Stated goal
Without the images, write out all of the following entries exactly.

━━━━

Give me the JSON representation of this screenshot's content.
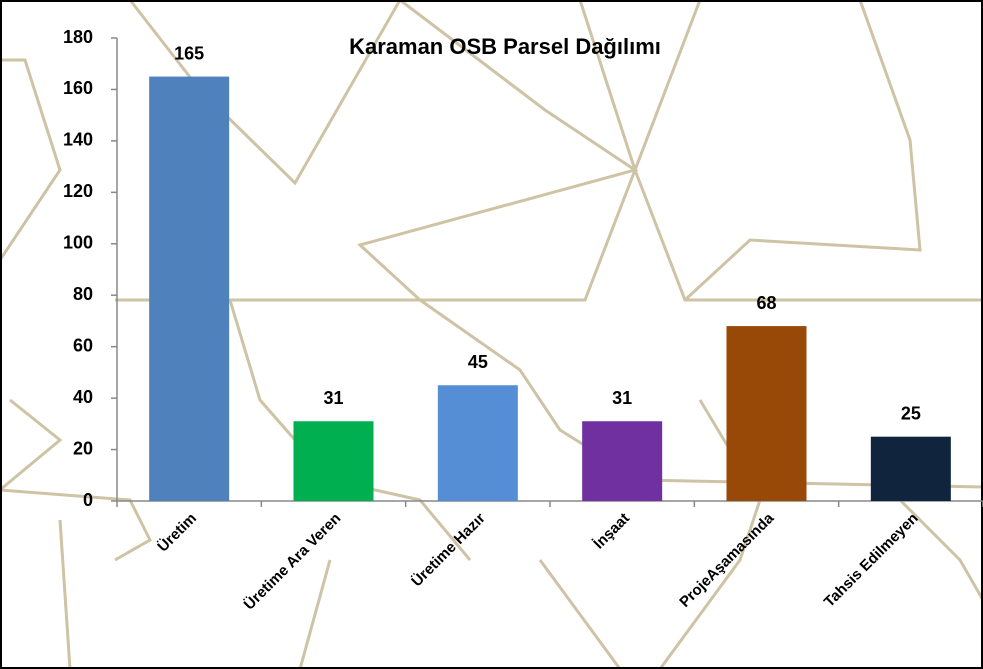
{
  "chart_data": {
    "type": "bar",
    "title": "Karaman OSB Parsel Dağılımı",
    "categories": [
      "Üretim",
      "Üretime Ara Veren",
      "Üretime Hazır",
      "İnşaat",
      "ProjeAşamasında",
      "Tahsis Edilmeyen"
    ],
    "values": [
      165,
      31,
      45,
      31,
      68,
      25
    ],
    "colors": [
      "#4f81bd",
      "#00b050",
      "#558ed5",
      "#7030a0",
      "#984807",
      "#10243e"
    ],
    "ylim": [
      0,
      180
    ],
    "yticks": [
      0,
      20,
      40,
      60,
      80,
      100,
      120,
      140,
      160,
      180
    ]
  }
}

━━━━

Task result
Give me the JSON representation of this screenshot's content.
{
  "chart_data": {
    "type": "bar",
    "title": "Karaman OSB Parsel Dağılımı",
    "categories": [
      "Üretim",
      "Üretime Ara Veren",
      "Üretime Hazır",
      "İnşaat",
      "ProjeAşamasında",
      "Tahsis Edilmeyen"
    ],
    "values": [
      165,
      31,
      45,
      31,
      68,
      25
    ],
    "colors": [
      "#4f81bd",
      "#00b050",
      "#558ed5",
      "#7030a0",
      "#984807",
      "#10243e"
    ],
    "ylim": [
      0,
      180
    ],
    "yticks": [
      0,
      20,
      40,
      60,
      80,
      100,
      120,
      140,
      160,
      180
    ]
  }
}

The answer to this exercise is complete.